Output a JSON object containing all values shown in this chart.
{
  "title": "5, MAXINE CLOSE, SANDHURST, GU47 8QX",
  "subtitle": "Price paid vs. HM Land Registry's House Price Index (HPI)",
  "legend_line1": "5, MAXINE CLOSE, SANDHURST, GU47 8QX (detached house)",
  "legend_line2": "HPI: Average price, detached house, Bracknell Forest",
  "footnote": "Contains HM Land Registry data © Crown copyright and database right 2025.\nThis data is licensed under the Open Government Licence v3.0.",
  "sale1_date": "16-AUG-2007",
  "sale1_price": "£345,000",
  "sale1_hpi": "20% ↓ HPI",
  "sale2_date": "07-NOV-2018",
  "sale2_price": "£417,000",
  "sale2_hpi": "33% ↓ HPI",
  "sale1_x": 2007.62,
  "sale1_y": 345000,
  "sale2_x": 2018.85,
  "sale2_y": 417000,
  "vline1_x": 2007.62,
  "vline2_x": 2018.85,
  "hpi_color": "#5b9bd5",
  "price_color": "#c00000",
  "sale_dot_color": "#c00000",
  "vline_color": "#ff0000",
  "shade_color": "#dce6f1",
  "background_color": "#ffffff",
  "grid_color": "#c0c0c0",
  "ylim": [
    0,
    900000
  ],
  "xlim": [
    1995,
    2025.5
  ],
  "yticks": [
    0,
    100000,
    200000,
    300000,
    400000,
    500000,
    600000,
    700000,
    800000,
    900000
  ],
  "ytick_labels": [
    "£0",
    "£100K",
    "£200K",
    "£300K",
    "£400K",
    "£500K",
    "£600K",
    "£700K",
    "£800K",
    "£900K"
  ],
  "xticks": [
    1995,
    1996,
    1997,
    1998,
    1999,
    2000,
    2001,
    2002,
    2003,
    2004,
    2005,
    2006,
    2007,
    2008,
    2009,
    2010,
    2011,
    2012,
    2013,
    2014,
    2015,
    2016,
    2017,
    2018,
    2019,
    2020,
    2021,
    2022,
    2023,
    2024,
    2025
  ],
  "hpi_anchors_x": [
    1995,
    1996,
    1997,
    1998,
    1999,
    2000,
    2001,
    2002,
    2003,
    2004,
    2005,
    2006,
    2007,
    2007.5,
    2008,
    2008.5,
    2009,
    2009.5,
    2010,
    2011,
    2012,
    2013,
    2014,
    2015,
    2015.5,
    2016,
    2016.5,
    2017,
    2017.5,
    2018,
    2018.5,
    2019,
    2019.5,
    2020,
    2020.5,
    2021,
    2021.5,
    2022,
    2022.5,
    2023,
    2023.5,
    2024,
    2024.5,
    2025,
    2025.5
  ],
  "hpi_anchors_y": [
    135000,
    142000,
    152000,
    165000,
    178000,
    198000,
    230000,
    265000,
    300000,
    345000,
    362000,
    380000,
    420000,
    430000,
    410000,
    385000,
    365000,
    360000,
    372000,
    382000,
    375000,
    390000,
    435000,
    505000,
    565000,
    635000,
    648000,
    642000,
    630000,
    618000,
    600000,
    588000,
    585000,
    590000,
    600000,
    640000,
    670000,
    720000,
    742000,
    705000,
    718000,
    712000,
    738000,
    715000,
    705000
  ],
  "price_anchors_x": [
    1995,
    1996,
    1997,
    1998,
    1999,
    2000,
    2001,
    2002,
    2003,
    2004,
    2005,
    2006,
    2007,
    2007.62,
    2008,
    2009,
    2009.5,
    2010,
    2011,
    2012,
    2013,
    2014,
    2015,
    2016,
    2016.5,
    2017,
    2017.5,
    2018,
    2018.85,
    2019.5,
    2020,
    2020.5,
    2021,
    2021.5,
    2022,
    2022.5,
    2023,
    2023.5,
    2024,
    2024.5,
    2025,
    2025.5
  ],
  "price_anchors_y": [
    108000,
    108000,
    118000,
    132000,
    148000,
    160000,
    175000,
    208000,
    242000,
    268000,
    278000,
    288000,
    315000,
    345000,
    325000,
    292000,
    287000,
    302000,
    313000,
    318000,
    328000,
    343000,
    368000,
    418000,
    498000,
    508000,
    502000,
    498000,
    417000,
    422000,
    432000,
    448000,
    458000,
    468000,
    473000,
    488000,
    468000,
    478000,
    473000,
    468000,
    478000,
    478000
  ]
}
○ ○ ○ ○
= Task to complete =
Of the lines in the data, how many hold the string "detached"? State the number, nothing else.

= Solution to the problem =
2